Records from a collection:
**********
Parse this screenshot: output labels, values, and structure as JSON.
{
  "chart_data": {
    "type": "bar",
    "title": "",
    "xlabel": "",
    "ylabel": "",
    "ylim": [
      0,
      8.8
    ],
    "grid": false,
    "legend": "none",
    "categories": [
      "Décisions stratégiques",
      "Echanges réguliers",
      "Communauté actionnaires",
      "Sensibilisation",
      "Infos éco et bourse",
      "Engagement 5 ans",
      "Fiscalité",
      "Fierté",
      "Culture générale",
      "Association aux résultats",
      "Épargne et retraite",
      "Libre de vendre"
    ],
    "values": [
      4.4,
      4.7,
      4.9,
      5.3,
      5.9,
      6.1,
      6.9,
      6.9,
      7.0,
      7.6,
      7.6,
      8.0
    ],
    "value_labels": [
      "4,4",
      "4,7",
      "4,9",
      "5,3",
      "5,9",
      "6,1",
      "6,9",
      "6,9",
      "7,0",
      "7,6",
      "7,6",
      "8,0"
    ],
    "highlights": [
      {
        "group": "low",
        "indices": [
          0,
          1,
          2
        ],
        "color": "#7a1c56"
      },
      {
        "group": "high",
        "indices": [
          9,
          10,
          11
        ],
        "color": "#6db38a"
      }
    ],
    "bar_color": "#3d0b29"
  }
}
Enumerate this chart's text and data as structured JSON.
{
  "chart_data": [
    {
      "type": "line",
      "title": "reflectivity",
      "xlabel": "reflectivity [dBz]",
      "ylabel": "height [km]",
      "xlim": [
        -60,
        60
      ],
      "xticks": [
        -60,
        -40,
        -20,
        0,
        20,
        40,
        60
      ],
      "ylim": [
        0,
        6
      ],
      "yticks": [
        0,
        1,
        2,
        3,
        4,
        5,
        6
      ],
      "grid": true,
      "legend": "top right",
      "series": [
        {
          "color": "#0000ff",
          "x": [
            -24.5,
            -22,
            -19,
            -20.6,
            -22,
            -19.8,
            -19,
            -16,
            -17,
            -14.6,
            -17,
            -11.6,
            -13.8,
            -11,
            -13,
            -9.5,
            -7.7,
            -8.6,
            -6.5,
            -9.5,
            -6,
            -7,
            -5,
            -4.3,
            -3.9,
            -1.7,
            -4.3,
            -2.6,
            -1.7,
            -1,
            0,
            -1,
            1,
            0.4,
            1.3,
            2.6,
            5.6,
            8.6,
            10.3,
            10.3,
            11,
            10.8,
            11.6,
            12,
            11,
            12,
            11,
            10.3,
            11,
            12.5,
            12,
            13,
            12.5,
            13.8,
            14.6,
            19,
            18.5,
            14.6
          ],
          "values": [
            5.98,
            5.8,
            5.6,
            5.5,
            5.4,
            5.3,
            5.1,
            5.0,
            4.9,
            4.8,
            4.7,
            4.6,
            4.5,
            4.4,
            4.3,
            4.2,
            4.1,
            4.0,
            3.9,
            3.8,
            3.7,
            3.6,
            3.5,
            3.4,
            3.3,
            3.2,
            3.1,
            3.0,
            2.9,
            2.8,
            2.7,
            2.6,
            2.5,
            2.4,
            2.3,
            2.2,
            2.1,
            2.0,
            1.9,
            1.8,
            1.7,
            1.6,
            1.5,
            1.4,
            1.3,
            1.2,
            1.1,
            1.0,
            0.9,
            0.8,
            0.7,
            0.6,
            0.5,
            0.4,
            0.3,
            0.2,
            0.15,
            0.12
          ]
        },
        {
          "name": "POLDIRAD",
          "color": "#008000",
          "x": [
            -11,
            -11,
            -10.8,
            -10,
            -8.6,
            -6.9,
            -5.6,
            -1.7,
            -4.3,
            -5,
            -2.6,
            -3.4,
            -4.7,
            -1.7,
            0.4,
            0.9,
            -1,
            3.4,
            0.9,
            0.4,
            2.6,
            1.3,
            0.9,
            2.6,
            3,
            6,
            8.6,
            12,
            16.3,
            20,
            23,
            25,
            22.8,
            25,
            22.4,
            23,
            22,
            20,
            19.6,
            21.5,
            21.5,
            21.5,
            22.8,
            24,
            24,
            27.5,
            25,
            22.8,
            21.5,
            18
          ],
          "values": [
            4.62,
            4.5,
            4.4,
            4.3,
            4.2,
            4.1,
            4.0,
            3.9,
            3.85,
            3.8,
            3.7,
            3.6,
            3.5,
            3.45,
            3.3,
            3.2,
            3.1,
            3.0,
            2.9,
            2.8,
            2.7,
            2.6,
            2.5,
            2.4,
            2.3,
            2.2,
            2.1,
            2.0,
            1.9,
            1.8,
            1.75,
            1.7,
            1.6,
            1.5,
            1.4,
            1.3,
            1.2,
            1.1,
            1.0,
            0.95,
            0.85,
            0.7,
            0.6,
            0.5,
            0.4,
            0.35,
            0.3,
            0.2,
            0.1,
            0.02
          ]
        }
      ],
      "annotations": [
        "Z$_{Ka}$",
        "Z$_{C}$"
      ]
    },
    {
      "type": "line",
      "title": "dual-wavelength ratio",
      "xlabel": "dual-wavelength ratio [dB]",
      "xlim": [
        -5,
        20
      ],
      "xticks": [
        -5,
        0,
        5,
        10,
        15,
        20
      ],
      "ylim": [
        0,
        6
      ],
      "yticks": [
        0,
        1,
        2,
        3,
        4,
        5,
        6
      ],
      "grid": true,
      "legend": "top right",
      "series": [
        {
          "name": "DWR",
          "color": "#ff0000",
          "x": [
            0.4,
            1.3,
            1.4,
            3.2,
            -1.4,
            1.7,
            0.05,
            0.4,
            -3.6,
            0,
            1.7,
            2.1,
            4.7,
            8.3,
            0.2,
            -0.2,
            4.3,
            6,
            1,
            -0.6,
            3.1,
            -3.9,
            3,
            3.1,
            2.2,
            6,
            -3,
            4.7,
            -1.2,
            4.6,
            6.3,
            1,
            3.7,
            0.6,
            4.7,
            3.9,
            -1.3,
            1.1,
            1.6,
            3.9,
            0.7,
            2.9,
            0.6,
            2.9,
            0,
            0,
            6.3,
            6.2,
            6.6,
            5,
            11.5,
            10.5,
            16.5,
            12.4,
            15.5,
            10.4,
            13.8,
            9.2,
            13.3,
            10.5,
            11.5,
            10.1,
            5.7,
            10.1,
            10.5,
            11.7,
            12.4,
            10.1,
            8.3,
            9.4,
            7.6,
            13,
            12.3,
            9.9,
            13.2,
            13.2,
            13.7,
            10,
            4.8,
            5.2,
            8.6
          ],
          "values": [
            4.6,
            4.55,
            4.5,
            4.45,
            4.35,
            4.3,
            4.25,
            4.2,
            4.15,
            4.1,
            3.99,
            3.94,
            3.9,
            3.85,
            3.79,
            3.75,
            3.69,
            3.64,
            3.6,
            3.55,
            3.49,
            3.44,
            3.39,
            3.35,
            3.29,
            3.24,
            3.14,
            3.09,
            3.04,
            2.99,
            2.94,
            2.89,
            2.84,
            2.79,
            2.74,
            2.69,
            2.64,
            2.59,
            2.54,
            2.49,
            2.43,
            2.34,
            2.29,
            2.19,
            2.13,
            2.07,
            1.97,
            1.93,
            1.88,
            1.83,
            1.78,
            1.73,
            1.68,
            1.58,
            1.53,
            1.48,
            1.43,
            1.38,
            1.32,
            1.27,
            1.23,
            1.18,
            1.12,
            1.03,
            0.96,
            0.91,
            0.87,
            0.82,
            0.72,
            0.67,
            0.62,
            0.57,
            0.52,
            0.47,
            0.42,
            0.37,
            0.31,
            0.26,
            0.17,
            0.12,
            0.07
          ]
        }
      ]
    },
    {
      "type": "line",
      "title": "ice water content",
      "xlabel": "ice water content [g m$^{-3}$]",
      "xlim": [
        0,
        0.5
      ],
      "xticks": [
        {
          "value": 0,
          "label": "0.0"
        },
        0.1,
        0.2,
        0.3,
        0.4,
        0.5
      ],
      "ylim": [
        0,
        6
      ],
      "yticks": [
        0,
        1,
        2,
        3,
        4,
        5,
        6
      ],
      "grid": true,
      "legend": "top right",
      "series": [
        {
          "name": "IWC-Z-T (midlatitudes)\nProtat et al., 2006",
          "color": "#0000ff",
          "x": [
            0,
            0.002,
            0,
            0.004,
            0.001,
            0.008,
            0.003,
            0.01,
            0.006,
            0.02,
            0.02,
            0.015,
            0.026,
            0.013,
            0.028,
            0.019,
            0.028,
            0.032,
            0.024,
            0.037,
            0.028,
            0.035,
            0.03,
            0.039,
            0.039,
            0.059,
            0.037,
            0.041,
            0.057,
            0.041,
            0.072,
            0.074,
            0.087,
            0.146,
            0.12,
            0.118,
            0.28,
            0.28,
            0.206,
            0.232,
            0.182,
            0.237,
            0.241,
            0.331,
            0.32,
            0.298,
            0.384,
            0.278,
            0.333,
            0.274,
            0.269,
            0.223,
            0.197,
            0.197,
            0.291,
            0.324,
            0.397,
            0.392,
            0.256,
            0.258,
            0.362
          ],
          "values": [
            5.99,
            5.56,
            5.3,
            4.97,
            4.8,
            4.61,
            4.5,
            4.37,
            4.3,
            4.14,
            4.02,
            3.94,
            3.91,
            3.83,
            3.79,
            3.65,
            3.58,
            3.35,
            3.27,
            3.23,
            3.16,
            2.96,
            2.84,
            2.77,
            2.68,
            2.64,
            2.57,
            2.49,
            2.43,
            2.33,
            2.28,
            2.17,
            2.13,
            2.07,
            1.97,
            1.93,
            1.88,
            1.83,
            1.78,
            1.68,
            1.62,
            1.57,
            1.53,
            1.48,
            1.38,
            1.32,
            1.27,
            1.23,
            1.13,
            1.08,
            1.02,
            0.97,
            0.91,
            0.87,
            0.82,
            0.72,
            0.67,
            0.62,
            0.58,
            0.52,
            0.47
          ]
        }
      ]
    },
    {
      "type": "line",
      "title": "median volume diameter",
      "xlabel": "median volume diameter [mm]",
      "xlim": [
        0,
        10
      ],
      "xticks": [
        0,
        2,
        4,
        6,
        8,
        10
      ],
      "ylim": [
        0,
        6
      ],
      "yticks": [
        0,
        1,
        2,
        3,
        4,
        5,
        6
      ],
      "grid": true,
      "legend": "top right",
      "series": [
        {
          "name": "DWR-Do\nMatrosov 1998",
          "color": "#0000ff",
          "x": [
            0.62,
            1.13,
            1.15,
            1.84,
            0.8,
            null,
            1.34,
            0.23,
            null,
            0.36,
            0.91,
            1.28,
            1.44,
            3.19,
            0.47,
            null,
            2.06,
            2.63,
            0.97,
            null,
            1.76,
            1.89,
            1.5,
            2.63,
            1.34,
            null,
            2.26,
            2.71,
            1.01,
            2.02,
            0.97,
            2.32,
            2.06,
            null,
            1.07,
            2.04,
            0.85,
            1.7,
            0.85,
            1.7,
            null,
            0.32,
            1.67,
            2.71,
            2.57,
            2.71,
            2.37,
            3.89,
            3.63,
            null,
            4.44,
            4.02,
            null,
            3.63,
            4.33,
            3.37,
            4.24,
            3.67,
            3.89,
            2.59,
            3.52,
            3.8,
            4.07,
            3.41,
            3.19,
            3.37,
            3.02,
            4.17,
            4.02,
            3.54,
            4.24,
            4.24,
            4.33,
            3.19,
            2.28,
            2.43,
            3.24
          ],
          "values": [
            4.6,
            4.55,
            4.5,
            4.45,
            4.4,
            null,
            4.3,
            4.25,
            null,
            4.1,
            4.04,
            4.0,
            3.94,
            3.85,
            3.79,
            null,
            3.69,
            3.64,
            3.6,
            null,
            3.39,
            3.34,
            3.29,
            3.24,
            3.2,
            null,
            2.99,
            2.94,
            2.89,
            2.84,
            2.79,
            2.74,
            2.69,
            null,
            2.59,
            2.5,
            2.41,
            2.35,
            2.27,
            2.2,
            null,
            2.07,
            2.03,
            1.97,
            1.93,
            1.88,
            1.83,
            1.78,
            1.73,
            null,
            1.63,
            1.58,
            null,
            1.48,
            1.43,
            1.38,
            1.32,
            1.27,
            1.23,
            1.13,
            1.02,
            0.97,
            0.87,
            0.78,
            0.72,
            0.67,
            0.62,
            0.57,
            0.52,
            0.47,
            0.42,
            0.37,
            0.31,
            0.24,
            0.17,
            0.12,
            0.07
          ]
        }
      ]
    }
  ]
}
**********
_Task_:
Pick out each line above that includes "name" and show it.

_Answer for this exercise_:
          "name": "POLDIRAD",
          "name": "DWR",
          "name": "IWC-Z-T (midlatitudes)\nProtat et al., 2006",
          "name": "DWR-Do\nMatrosov 1998",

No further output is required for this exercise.